# Problem statement
In the entries below, find every line holding the string "ihre" and collect it.

# Information given
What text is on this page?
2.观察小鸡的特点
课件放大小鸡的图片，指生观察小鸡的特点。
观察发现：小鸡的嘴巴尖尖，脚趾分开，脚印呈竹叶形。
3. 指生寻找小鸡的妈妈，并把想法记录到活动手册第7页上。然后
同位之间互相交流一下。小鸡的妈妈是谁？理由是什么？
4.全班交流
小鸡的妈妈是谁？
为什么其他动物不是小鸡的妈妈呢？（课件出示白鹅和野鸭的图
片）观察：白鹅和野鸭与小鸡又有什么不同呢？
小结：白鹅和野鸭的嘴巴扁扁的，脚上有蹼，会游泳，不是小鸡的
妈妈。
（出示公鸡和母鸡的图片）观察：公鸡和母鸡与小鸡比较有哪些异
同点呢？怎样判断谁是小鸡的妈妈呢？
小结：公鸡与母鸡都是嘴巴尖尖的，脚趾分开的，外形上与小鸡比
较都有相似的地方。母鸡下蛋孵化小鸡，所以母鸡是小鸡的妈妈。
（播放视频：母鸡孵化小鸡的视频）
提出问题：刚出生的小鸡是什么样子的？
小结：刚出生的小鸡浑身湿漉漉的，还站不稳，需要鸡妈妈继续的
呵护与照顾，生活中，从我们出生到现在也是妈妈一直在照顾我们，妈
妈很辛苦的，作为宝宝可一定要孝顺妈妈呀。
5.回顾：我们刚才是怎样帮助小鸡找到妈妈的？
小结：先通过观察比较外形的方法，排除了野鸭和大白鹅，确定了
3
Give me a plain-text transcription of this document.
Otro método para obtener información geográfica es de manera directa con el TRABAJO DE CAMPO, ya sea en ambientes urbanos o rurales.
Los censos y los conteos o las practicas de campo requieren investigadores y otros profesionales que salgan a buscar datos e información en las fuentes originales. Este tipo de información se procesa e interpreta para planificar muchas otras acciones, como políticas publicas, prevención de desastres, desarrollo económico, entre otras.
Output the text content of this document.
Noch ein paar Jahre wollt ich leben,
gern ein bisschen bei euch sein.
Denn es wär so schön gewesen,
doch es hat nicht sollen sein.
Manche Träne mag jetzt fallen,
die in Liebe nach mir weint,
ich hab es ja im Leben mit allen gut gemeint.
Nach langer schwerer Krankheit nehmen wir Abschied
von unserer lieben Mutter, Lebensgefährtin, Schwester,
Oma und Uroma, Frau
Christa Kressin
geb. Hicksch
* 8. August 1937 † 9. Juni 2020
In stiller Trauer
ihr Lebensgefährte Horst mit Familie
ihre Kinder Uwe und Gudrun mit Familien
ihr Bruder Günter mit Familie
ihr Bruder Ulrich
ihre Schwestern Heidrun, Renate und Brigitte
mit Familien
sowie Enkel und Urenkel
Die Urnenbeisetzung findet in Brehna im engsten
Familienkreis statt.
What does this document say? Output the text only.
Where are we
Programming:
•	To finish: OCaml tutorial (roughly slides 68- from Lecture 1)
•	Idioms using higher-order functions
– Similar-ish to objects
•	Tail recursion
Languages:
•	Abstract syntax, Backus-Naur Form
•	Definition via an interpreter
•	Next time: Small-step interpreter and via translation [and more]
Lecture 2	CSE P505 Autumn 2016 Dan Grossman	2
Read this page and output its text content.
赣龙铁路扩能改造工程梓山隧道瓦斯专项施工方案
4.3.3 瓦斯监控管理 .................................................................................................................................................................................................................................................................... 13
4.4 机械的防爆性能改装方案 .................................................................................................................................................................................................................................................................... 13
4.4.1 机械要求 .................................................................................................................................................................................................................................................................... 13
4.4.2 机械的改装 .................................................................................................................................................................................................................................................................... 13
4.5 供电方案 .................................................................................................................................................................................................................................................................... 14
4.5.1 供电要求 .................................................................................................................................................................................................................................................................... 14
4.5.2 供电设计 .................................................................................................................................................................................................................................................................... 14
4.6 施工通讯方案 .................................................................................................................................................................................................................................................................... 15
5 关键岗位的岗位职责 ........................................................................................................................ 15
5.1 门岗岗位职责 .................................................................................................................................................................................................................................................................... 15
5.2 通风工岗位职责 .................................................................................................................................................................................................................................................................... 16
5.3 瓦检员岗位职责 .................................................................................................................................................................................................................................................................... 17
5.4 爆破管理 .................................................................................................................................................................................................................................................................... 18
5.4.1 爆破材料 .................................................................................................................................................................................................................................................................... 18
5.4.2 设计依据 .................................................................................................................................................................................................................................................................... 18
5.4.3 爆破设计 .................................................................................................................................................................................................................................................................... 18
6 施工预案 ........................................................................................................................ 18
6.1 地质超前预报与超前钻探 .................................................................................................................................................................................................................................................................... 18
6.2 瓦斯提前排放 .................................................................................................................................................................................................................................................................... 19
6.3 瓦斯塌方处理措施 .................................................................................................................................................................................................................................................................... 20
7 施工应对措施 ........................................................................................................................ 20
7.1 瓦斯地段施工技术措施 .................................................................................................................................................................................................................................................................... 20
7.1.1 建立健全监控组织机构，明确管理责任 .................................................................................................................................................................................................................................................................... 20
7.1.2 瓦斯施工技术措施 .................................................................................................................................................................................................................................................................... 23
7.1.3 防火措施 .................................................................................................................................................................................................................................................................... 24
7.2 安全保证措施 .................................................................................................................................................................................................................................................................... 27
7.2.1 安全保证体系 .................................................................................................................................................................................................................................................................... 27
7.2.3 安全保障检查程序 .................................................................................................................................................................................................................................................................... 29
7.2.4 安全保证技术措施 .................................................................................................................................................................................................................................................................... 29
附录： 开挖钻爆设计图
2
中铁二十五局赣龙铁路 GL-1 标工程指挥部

# Response to this task
ihre Kinder Uwe und Gudrun mit Familien
ihre Schwestern Heidrun, Renate und Brigitte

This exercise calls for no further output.